>> BEGIN RECORDED INFORMATION

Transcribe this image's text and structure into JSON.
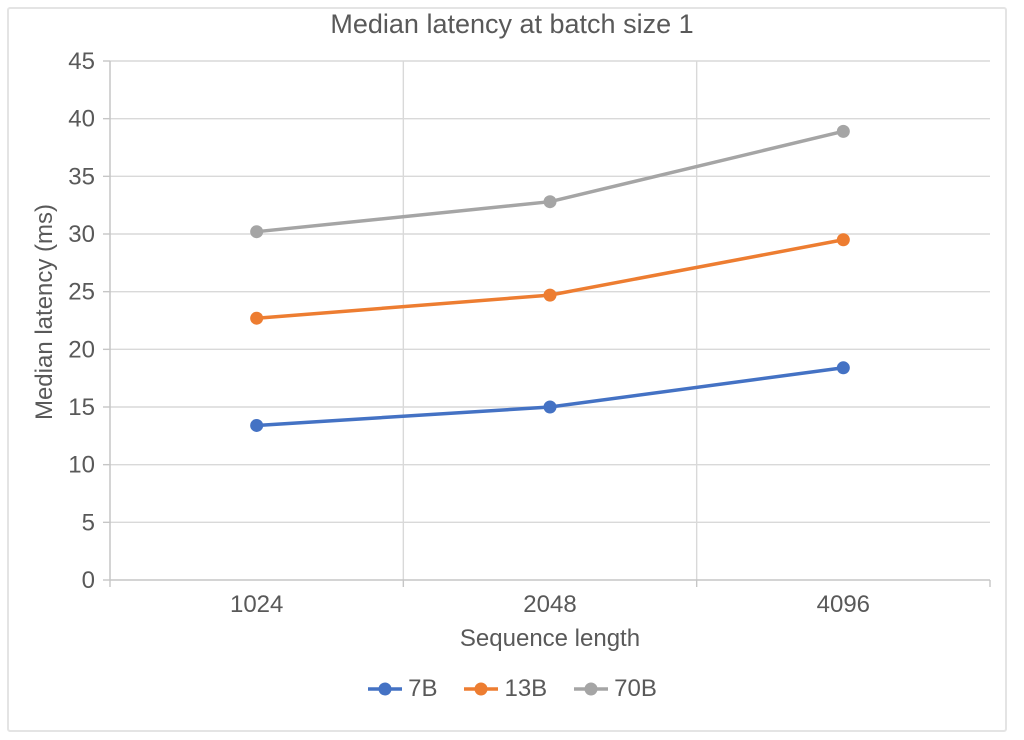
{
  "figure": {
    "background": "#ffffff",
    "border_color": "#e4e4e4"
  },
  "chart_data": {
    "type": "line",
    "title": "Median latency at batch size 1",
    "xlabel": "Sequence length",
    "ylabel": "Median latency (ms)",
    "categories": [
      "1024",
      "2048",
      "4096"
    ],
    "series": [
      {
        "name": "7B",
        "color": "#4472C4",
        "values": [
          13.4,
          15.0,
          18.4
        ]
      },
      {
        "name": "13B",
        "color": "#ED7D31",
        "values": [
          22.7,
          24.7,
          29.5
        ]
      },
      {
        "name": "70B",
        "color": "#A5A5A5",
        "values": [
          30.2,
          32.8,
          38.9
        ]
      }
    ],
    "ylim": [
      0,
      45
    ],
    "yticks": [
      0,
      5,
      10,
      15,
      20,
      25,
      30,
      35,
      40,
      45
    ],
    "grid": true,
    "marker": "circle",
    "legend_position": "bottom",
    "gridline_color": "#d9d9d9",
    "axis_line_color": "#c6c6c6",
    "text_color": "#595959"
  }
}
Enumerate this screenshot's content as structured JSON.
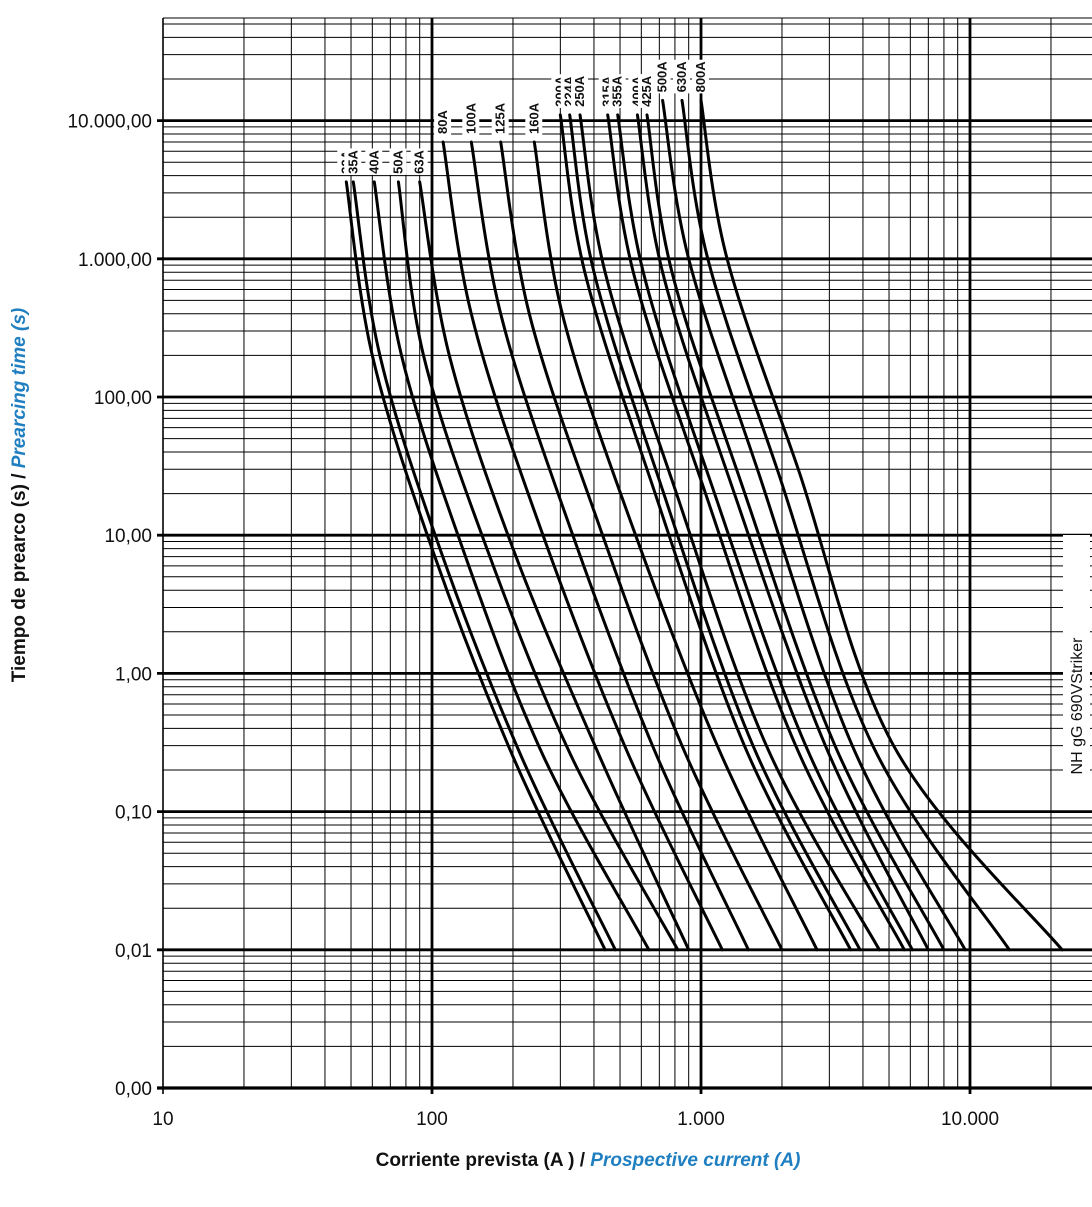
{
  "chart_data": {
    "type": "line",
    "x_scale": "log",
    "y_scale": "log",
    "xlim": [
      10,
      40000
    ],
    "ylim": [
      0.001,
      100000
    ],
    "grid": true,
    "x_ticks": [
      {
        "value": 10,
        "label": "10"
      },
      {
        "value": 100,
        "label": "100"
      },
      {
        "value": 1000,
        "label": "1.000"
      },
      {
        "value": 10000,
        "label": "10.000"
      }
    ],
    "y_ticks": [
      {
        "value": 0.001,
        "label": "0,00"
      },
      {
        "value": 0.01,
        "label": "0,01"
      },
      {
        "value": 0.1,
        "label": "0,10"
      },
      {
        "value": 1,
        "label": "1,00"
      },
      {
        "value": 10,
        "label": "10,00"
      },
      {
        "value": 100,
        "label": "100,00"
      },
      {
        "value": 1000,
        "label": "1.000,00"
      },
      {
        "value": 10000,
        "label": "10.000,00"
      }
    ],
    "xlabel": {
      "es": "Corriente prevista (A ) / ",
      "en": "Prospective current (A)"
    },
    "ylabel": {
      "es": "Tiempo de prearco (s) / ",
      "en": "Prearcing time (s)"
    },
    "side_label": "NH gG 690VStriker",
    "series": [
      {
        "name": "32A",
        "points": [
          [
            48,
            3600
          ],
          [
            60,
            200
          ],
          [
            100,
            8
          ],
          [
            200,
            0.25
          ],
          [
            440,
            0.01
          ]
        ]
      },
      {
        "name": "35A",
        "points": [
          [
            51,
            3600
          ],
          [
            64,
            200
          ],
          [
            107,
            8
          ],
          [
            215,
            0.25
          ],
          [
            480,
            0.01
          ]
        ]
      },
      {
        "name": "40A",
        "points": [
          [
            61,
            3600
          ],
          [
            77,
            200
          ],
          [
            130,
            8
          ],
          [
            260,
            0.25
          ],
          [
            640,
            0.01
          ]
        ]
      },
      {
        "name": "50A",
        "points": [
          [
            75,
            3600
          ],
          [
            93,
            200
          ],
          [
            160,
            8
          ],
          [
            330,
            0.25
          ],
          [
            820,
            0.01
          ]
        ]
      },
      {
        "name": "63A",
        "points": [
          [
            90,
            3600
          ],
          [
            116,
            200
          ],
          [
            200,
            8
          ],
          [
            420,
            0.25
          ],
          [
            900,
            0.01
          ]
        ]
      },
      {
        "name": "80A",
        "points": [
          [
            110,
            7000
          ],
          [
            140,
            400
          ],
          [
            240,
            15
          ],
          [
            520,
            0.3
          ],
          [
            1200,
            0.01
          ]
        ]
      },
      {
        "name": "100A",
        "points": [
          [
            140,
            7000
          ],
          [
            180,
            400
          ],
          [
            310,
            15
          ],
          [
            660,
            0.3
          ],
          [
            1500,
            0.01
          ]
        ]
      },
      {
        "name": "125A",
        "points": [
          [
            180,
            7000
          ],
          [
            230,
            400
          ],
          [
            400,
            15
          ],
          [
            850,
            0.3
          ],
          [
            2000,
            0.01
          ]
        ]
      },
      {
        "name": "160A",
        "points": [
          [
            240,
            7000
          ],
          [
            305,
            400
          ],
          [
            530,
            15
          ],
          [
            1150,
            0.3
          ],
          [
            2700,
            0.01
          ]
        ]
      },
      {
        "name": "200A",
        "points": [
          [
            300,
            11000
          ],
          [
            370,
            800
          ],
          [
            650,
            25
          ],
          [
            1450,
            0.3
          ],
          [
            3600,
            0.01
          ]
        ]
      },
      {
        "name": "224A",
        "points": [
          [
            325,
            11000
          ],
          [
            400,
            800
          ],
          [
            700,
            25
          ],
          [
            1560,
            0.3
          ],
          [
            3900,
            0.01
          ]
        ]
      },
      {
        "name": "250A",
        "points": [
          [
            355,
            11000
          ],
          [
            440,
            800
          ],
          [
            780,
            25
          ],
          [
            1750,
            0.3
          ],
          [
            4600,
            0.01
          ]
        ]
      },
      {
        "name": "315A",
        "points": [
          [
            450,
            11000
          ],
          [
            560,
            800
          ],
          [
            1000,
            25
          ],
          [
            2250,
            0.3
          ],
          [
            5700,
            0.01
          ]
        ]
      },
      {
        "name": "355A",
        "points": [
          [
            490,
            11000
          ],
          [
            610,
            800
          ],
          [
            1080,
            25
          ],
          [
            2450,
            0.3
          ],
          [
            6100,
            0.01
          ]
        ]
      },
      {
        "name": "400A",
        "points": [
          [
            580,
            11000
          ],
          [
            720,
            800
          ],
          [
            1280,
            25
          ],
          [
            2900,
            0.3
          ],
          [
            7000,
            0.01
          ]
        ]
      },
      {
        "name": "425A",
        "points": [
          [
            630,
            11000
          ],
          [
            780,
            800
          ],
          [
            1400,
            25
          ],
          [
            3150,
            0.3
          ],
          [
            8000,
            0.01
          ]
        ]
      },
      {
        "name": "500A",
        "points": [
          [
            720,
            14000
          ],
          [
            900,
            1000
          ],
          [
            1620,
            30
          ],
          [
            3650,
            0.3
          ],
          [
            9600,
            0.01
          ]
        ]
      },
      {
        "name": "630A",
        "points": [
          [
            850,
            14000
          ],
          [
            1060,
            1000
          ],
          [
            1920,
            30
          ],
          [
            4350,
            0.3
          ],
          [
            14000,
            0.01
          ]
        ]
      },
      {
        "name": "800A",
        "points": [
          [
            1000,
            14000
          ],
          [
            1250,
            1000
          ],
          [
            2300,
            30
          ],
          [
            5200,
            0.3
          ],
          [
            22000,
            0.01
          ]
        ]
      }
    ]
  }
}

>> END RECORDED INFORMATION

*OBJECTIVE*
Would you mind returning each entry above word for word, skipping the images?

*TASK OUTPUT*
Transcribe this image's text and structure into JSON.
{
  "figure": {
    "background": "#ffffff",
    "border_color": "#e4e4e4"
  },
  "chart_data": {
    "type": "line",
    "title": "Median latency at batch size 1",
    "xlabel": "Sequence length",
    "ylabel": "Median latency (ms)",
    "categories": [
      "1024",
      "2048",
      "4096"
    ],
    "series": [
      {
        "name": "7B",
        "color": "#4472C4",
        "values": [
          13.4,
          15.0,
          18.4
        ]
      },
      {
        "name": "13B",
        "color": "#ED7D31",
        "values": [
          22.7,
          24.7,
          29.5
        ]
      },
      {
        "name": "70B",
        "color": "#A5A5A5",
        "values": [
          30.2,
          32.8,
          38.9
        ]
      }
    ],
    "ylim": [
      0,
      45
    ],
    "yticks": [
      0,
      5,
      10,
      15,
      20,
      25,
      30,
      35,
      40,
      45
    ],
    "grid": true,
    "marker": "circle",
    "legend_position": "bottom",
    "gridline_color": "#d9d9d9",
    "axis_line_color": "#c6c6c6",
    "text_color": "#595959"
  }
}
Enumerate this screenshot's content as structured JSON.
{
  "chart_data": {
    "type": "line",
    "x_scale": "log",
    "y_scale": "log",
    "xlim": [
      10,
      40000
    ],
    "ylim": [
      0.001,
      100000
    ],
    "grid": true,
    "x_ticks": [
      {
        "value": 10,
        "label": "10"
      },
      {
        "value": 100,
        "label": "100"
      },
      {
        "value": 1000,
        "label": "1.000"
      },
      {
        "value": 10000,
        "label": "10.000"
      }
    ],
    "y_ticks": [
      {
        "value": 0.001,
        "label": "0,00"
      },
      {
        "value": 0.01,
        "label": "0,01"
      },
      {
        "value": 0.1,
        "label": "0,10"
      },
      {
        "value": 1,
        "label": "1,00"
      },
      {
        "value": 10,
        "label": "10,00"
      },
      {
        "value": 100,
        "label": "100,00"
      },
      {
        "value": 1000,
        "label": "1.000,00"
      },
      {
        "value": 10000,
        "label": "10.000,00"
      }
    ],
    "xlabel": {
      "es": "Corriente prevista (A ) / ",
      "en": "Prospective current (A)"
    },
    "ylabel": {
      "es": "Tiempo de prearco (s) / ",
      "en": "Prearcing time (s)"
    },
    "side_label": "NH gG 690VStriker",
    "series": [
      {
        "name": "32A",
        "points": [
          [
            48,
            3600
          ],
          [
            60,
            200
          ],
          [
            100,
            8
          ],
          [
            200,
            0.25
          ],
          [
            440,
            0.01
          ]
        ]
      },
      {
        "name": "35A",
        "points": [
          [
            51,
            3600
          ],
          [
            64,
            200
          ],
          [
            107,
            8
          ],
          [
            215,
            0.25
          ],
          [
            480,
            0.01
          ]
        ]
      },
      {
        "name": "40A",
        "points": [
          [
            61,
            3600
          ],
          [
            77,
            200
          ],
          [
            130,
            8
          ],
          [
            260,
            0.25
          ],
          [
            640,
            0.01
          ]
        ]
      },
      {
        "name": "50A",
        "points": [
          [
            75,
            3600
          ],
          [
            93,
            200
          ],
          [
            160,
            8
          ],
          [
            330,
            0.25
          ],
          [
            820,
            0.01
          ]
        ]
      },
      {
        "name": "63A",
        "points": [
          [
            90,
            3600
          ],
          [
            116,
            200
          ],
          [
            200,
            8
          ],
          [
            420,
            0.25
          ],
          [
            900,
            0.01
          ]
        ]
      },
      {
        "name": "80A",
        "points": [
          [
            110,
            7000
          ],
          [
            140,
            400
          ],
          [
            240,
            15
          ],
          [
            520,
            0.3
          ],
          [
            1200,
            0.01
          ]
        ]
      },
      {
        "name": "100A",
        "points": [
          [
            140,
            7000
          ],
          [
            180,
            400
          ],
          [
            310,
            15
          ],
          [
            660,
            0.3
          ],
          [
            1500,
            0.01
          ]
        ]
      },
      {
        "name": "125A",
        "points": [
          [
            180,
            7000
          ],
          [
            230,
            400
          ],
          [
            400,
            15
          ],
          [
            850,
            0.3
          ],
          [
            2000,
            0.01
          ]
        ]
      },
      {
        "name": "160A",
        "points": [
          [
            240,
            7000
          ],
          [
            305,
            400
          ],
          [
            530,
            15
          ],
          [
            1150,
            0.3
          ],
          [
            2700,
            0.01
          ]
        ]
      },
      {
        "name": "200A",
        "points": [
          [
            300,
            11000
          ],
          [
            370,
            800
          ],
          [
            650,
            25
          ],
          [
            1450,
            0.3
          ],
          [
            3600,
            0.01
          ]
        ]
      },
      {
        "name": "224A",
        "points": [
          [
            325,
            11000
          ],
          [
            400,
            800
          ],
          [
            700,
            25
          ],
          [
            1560,
            0.3
          ],
          [
            3900,
            0.01
          ]
        ]
      },
      {
        "name": "250A",
        "points": [
          [
            355,
            11000
          ],
          [
            440,
            800
          ],
          [
            780,
            25
          ],
          [
            1750,
            0.3
          ],
          [
            4600,
            0.01
          ]
        ]
      },
      {
        "name": "315A",
        "points": [
          [
            450,
            11000
          ],
          [
            560,
            800
          ],
          [
            1000,
            25
          ],
          [
            2250,
            0.3
          ],
          [
            5700,
            0.01
          ]
        ]
      },
      {
        "name": "355A",
        "points": [
          [
            490,
            11000
          ],
          [
            610,
            800
          ],
          [
            1080,
            25
          ],
          [
            2450,
            0.3
          ],
          [
            6100,
            0.01
          ]
        ]
      },
      {
        "name": "400A",
        "points": [
          [
            580,
            11000
          ],
          [
            720,
            800
          ],
          [
            1280,
            25
          ],
          [
            2900,
            0.3
          ],
          [
            7000,
            0.01
          ]
        ]
      },
      {
        "name": "425A",
        "points": [
          [
            630,
            11000
          ],
          [
            780,
            800
          ],
          [
            1400,
            25
          ],
          [
            3150,
            0.3
          ],
          [
            8000,
            0.01
          ]
        ]
      },
      {
        "name": "500A",
        "points": [
          [
            720,
            14000
          ],
          [
            900,
            1000
          ],
          [
            1620,
            30
          ],
          [
            3650,
            0.3
          ],
          [
            9600,
            0.01
          ]
        ]
      },
      {
        "name": "630A",
        "points": [
          [
            850,
            14000
          ],
          [
            1060,
            1000
          ],
          [
            1920,
            30
          ],
          [
            4350,
            0.3
          ],
          [
            14000,
            0.01
          ]
        ]
      },
      {
        "name": "800A",
        "points": [
          [
            1000,
            14000
          ],
          [
            1250,
            1000
          ],
          [
            2300,
            30
          ],
          [
            5200,
            0.3
          ],
          [
            22000,
            0.01
          ]
        ]
      }
    ]
  }
}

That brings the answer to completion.